Instruction:
Below are the records. List every line holding the word "Olan".

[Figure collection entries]
::::::::::

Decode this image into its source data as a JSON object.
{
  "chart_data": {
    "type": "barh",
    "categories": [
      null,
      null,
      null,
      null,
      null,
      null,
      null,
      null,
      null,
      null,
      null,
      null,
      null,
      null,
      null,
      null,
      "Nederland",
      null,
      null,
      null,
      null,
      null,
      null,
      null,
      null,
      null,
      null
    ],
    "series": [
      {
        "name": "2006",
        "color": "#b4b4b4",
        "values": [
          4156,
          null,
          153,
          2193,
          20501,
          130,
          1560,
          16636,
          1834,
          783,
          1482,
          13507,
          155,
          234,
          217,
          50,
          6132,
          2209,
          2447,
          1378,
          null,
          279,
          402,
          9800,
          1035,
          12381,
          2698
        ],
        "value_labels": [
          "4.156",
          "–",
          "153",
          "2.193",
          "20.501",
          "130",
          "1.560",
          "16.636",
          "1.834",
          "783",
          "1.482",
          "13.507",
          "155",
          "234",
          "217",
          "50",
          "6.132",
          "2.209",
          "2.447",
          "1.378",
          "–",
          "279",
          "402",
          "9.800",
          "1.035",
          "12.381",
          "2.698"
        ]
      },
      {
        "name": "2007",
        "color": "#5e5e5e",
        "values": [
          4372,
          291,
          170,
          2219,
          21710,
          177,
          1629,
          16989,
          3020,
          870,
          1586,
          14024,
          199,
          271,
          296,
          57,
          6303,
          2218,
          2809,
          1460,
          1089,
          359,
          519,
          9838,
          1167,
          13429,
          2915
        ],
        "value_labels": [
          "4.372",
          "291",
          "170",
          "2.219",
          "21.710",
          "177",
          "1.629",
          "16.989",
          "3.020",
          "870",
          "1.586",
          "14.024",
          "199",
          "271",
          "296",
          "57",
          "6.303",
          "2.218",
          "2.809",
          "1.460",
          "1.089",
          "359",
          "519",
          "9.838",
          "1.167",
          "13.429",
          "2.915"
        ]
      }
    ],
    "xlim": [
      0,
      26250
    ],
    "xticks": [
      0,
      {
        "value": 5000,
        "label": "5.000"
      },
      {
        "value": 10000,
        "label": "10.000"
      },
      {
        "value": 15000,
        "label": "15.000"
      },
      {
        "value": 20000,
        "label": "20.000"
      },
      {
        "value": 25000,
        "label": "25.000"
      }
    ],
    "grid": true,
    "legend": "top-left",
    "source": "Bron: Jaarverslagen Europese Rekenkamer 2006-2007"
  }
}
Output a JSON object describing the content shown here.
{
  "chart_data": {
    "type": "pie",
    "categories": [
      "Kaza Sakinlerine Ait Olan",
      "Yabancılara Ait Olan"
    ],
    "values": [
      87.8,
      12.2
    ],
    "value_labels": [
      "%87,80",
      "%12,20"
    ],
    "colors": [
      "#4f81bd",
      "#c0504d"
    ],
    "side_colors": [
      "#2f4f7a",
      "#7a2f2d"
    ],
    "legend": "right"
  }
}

::::::::::

The response:
      "Kaza Sakinlerine Ait Olan",
      "Yabancılara Ait Olan"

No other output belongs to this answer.